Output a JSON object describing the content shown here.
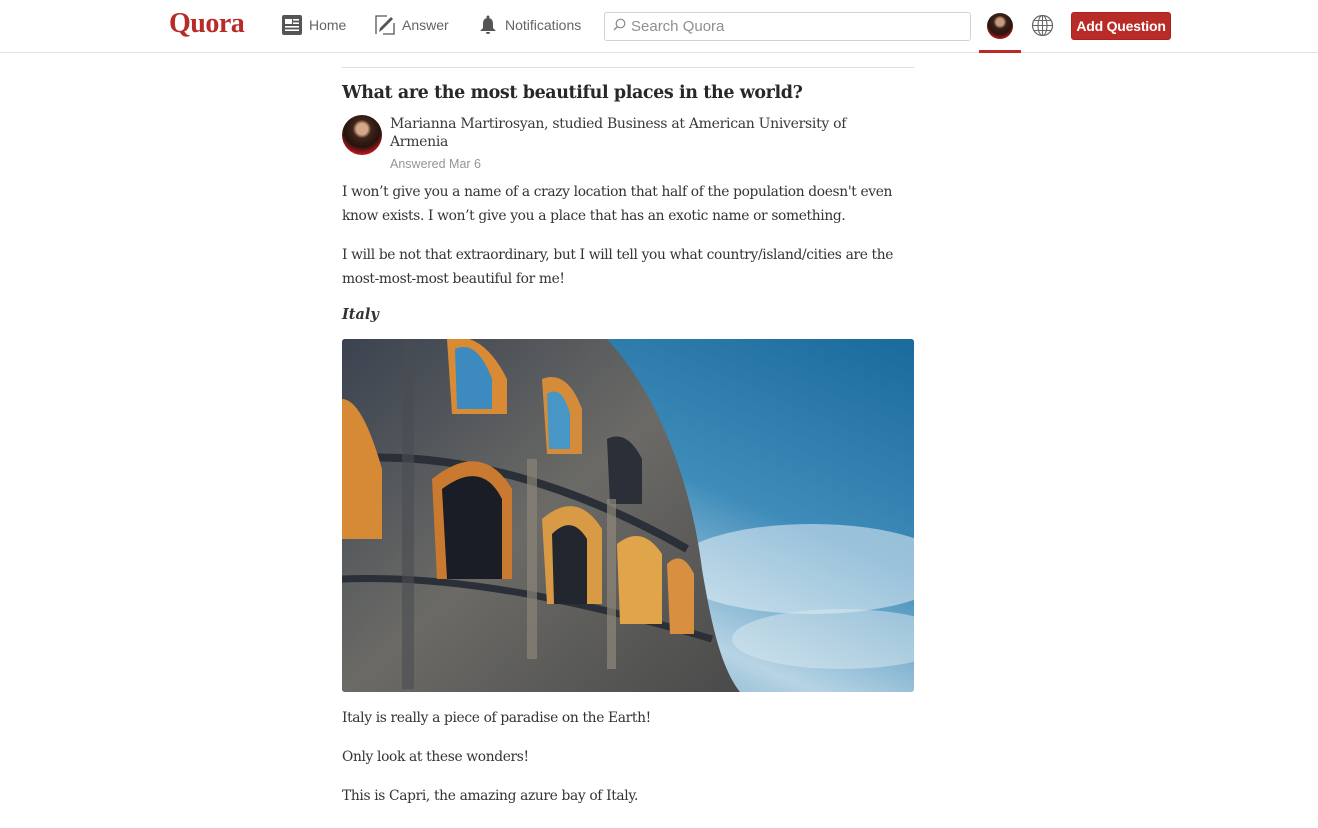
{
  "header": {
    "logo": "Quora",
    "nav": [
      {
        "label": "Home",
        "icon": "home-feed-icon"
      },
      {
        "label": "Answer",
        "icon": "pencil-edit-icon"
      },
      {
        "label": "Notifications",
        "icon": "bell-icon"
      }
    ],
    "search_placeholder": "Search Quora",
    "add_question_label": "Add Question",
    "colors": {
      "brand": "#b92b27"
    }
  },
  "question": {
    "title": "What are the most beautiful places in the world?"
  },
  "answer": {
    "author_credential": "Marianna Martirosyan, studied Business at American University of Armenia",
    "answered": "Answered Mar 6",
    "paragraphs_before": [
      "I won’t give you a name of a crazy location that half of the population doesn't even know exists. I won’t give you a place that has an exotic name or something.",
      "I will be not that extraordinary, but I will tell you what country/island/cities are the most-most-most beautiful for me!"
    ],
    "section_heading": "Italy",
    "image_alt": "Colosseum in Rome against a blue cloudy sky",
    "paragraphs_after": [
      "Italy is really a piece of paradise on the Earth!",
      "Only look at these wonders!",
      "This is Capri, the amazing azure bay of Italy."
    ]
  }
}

* * * *

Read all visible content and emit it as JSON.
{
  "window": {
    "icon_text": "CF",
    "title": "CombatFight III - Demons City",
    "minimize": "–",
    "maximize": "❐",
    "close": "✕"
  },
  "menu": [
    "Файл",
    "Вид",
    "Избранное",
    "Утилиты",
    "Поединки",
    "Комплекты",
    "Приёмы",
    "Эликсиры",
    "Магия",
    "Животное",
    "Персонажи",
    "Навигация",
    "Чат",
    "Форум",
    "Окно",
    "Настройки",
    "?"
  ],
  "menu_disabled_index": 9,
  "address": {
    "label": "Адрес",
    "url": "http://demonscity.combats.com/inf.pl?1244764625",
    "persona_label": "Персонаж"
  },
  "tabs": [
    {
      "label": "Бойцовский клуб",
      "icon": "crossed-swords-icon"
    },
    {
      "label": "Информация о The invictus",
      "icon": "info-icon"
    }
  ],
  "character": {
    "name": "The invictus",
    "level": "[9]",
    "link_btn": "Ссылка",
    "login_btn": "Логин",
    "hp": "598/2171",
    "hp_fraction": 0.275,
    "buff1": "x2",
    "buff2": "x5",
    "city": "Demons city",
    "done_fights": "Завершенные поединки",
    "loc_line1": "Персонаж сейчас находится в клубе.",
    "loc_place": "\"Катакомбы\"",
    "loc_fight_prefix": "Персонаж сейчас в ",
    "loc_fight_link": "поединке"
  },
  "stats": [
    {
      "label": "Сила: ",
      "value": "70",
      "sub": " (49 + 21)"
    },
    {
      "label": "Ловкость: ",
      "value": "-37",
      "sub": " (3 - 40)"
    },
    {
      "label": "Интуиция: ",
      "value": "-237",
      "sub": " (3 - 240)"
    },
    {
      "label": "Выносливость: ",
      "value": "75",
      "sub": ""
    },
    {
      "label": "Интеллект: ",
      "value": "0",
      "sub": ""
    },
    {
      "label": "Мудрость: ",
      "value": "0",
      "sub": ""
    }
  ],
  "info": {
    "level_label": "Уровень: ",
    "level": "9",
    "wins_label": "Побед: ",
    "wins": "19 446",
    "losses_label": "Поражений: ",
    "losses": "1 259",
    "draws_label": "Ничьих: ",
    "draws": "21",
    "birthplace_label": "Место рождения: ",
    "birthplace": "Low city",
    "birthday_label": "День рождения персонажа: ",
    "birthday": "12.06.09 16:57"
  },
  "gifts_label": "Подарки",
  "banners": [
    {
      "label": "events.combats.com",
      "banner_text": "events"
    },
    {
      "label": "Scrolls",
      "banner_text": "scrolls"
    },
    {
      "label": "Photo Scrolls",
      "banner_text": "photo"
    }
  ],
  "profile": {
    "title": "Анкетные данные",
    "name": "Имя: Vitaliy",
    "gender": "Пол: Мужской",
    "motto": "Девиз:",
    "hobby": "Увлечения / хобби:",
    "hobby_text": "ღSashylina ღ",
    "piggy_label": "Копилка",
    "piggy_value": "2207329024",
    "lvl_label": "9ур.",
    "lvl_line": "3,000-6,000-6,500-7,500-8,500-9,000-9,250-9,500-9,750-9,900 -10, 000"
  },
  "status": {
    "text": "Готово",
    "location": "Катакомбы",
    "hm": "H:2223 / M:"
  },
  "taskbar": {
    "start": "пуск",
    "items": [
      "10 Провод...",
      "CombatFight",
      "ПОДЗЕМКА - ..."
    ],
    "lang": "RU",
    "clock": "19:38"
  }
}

* * * *

> STATED TASK: Within the data above, pick out all lines holding the word "рождения".

> ANSWER FOR THIS EXERCISE:
    "birthplace_label": "Место рождения: ",
    "birthday_label": "День рождения персонажа: ",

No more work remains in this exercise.